» **Problem description**:
In the entries below, find every line with "Detached" and copy it.

» **Data extract**:
============

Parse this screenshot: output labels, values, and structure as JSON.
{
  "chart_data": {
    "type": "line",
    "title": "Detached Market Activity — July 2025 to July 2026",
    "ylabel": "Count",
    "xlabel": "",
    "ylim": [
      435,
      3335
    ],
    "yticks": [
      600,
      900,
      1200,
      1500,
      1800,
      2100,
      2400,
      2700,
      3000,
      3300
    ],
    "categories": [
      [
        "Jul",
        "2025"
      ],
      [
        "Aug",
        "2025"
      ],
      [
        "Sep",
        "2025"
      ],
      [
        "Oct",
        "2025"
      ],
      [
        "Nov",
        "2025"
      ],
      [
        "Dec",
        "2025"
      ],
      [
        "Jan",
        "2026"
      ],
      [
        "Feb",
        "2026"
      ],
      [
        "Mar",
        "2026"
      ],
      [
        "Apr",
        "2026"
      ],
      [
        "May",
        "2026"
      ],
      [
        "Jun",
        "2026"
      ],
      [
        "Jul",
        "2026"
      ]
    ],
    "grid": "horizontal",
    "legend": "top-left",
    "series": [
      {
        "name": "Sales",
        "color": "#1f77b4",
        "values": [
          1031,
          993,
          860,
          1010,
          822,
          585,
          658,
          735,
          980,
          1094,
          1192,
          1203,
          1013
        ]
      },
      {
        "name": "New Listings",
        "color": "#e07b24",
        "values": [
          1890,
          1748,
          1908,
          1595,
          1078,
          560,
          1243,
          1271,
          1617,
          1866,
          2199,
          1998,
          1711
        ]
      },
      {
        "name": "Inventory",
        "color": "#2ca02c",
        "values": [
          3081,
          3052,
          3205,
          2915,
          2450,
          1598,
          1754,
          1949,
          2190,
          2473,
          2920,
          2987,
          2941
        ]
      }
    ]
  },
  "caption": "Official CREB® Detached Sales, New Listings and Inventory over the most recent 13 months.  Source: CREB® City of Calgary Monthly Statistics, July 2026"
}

============

» **Task result**:
    "title": "Detached Market Activity — July 2025 to July 2026",
  "caption": "Official CREB® Detached Sales, New Listings and Inventory over the most recent 13 months.  Source: CREB® City of Calgary Monthly Statistics, July 2026"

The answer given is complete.